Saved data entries
——

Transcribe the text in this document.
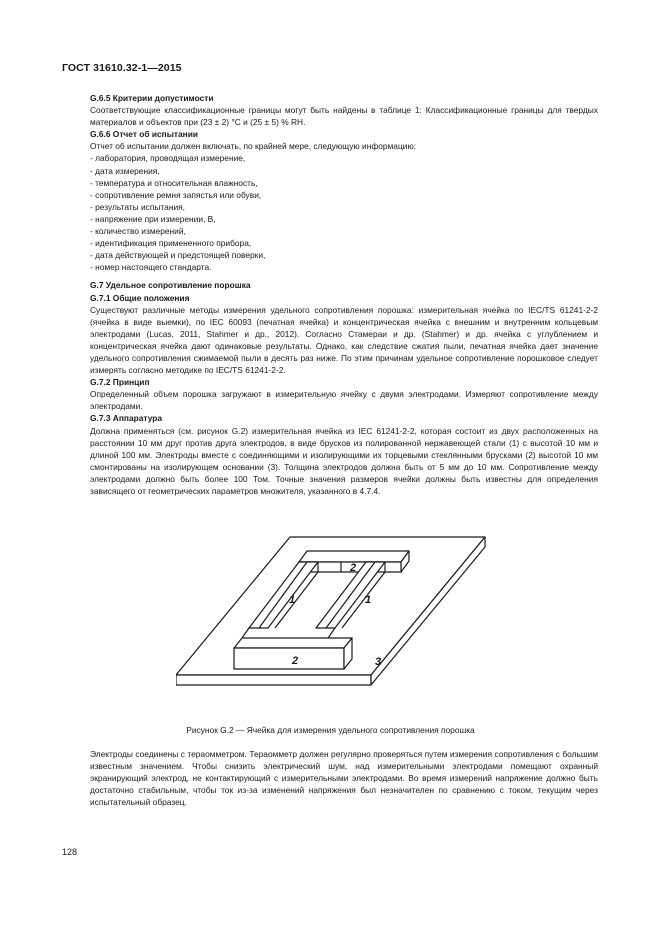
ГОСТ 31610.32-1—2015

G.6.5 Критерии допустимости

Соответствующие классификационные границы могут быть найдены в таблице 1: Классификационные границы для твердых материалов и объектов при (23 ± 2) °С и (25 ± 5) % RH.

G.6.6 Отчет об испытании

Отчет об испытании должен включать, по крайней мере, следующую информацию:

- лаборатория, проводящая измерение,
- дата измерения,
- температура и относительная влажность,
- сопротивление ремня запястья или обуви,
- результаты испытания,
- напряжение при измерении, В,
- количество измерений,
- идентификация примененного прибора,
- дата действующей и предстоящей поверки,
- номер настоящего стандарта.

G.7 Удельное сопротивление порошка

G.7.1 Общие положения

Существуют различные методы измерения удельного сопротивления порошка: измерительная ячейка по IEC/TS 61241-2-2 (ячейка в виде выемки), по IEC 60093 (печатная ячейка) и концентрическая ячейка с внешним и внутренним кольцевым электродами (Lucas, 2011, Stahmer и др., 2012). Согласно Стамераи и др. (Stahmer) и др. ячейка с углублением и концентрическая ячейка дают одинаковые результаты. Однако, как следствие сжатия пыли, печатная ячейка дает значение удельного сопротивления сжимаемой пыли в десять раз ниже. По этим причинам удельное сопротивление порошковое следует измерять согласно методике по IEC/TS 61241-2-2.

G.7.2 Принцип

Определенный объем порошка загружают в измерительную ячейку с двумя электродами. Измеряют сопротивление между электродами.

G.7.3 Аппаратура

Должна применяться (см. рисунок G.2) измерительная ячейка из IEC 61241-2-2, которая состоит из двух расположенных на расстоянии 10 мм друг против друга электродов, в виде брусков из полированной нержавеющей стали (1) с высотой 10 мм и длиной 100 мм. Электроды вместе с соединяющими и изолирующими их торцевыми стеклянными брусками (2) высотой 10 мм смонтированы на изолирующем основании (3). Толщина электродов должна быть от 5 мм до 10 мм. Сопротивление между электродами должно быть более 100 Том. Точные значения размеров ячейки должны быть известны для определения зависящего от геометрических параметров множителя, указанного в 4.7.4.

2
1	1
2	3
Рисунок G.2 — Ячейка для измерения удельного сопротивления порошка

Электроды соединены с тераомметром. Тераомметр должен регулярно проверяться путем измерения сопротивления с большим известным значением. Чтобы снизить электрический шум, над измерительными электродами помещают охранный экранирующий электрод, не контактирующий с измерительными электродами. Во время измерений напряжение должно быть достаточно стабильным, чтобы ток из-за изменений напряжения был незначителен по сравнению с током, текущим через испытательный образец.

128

——

**WHAT IS REQUIRED:**
Quote the preceding listing precisely and completely, omitting its images.

**TASK RESPONSE:**
Transcribe the text in this document.
ГОСТ 31610.32-1—2015

G.6.5 Критерии допустимости

Соответствующие классификационные границы могут быть найдены в таблице 1: Классификационные границы для твердых материалов и объектов при (23 ± 2) °С и (25 ± 5) % RH.

G.6.6 Отчет об испытании

Отчет об испытании должен включать, по крайней мере, следующую информацию:

- лаборатория, проводящая измерение,
- дата измерения,
- температура и относительная влажность,
- сопротивление ремня запястья или обуви,
- результаты испытания,
- напряжение при измерении, В,
- количество измерений,
- идентификация примененного прибора,
- дата действующей и предстоящей поверки,
- номер настоящего стандарта.

G.7 Удельное сопротивление порошка

G.7.1 Общие положения

Существуют различные методы измерения удельного сопротивления порошка: измерительная ячейка по IEC/TS 61241-2-2 (ячейка в виде выемки), по IEC 60093 (печатная ячейка) и концентрическая ячейка с внешним и внутренним кольцевым электродами (Lucas, 2011, Stahmer и др., 2012). Согласно Стамераи и др. (Stahmer) и др. ячейка с углублением и концентрическая ячейка дают одинаковые результаты. Однако, как следствие сжатия пыли, печатная ячейка дает значение удельного сопротивления сжимаемой пыли в десять раз ниже. По этим причинам удельное сопротивление порошковое следует измерять согласно методике по IEC/TS 61241-2-2.

G.7.2 Принцип

Определенный объем порошка загружают в измерительную ячейку с двумя электродами. Измеряют сопротивление между электродами.

G.7.3 Аппаратура

Должна применяться (см. рисунок G.2) измерительная ячейка из IEC 61241-2-2, которая состоит из двух расположенных на расстоянии 10 мм друг против друга электродов, в виде брусков из полированной нержавеющей стали (1) с высотой 10 мм и длиной 100 мм. Электроды вместе с соединяющими и изолирующими их торцевыми стеклянными брусками (2) высотой 10 мм смонтированы на изолирующем основании (3). Толщина электродов должна быть от 5 мм до 10 мм. Сопротивление между электродами должно быть более 100 Том. Точные значения размеров ячейки должны быть известны для определения зависящего от геометрических параметров множителя, указанного в 4.7.4.

2
1	1
2	3
Рисунок G.2 — Ячейка для измерения удельного сопротивления порошка

Электроды соединены с тераомметром. Тераомметр должен регулярно проверяться путем измерения сопротивления с большим известным значением. Чтобы снизить электрический шум, над измерительными электродами помещают охранный экранирующий электрод, не контактирующий с измерительными электродами. Во время измерений напряжение должно быть достаточно стабильным, чтобы ток из-за изменений напряжения был незначителен по сравнению с током, текущим через испытательный образец.

128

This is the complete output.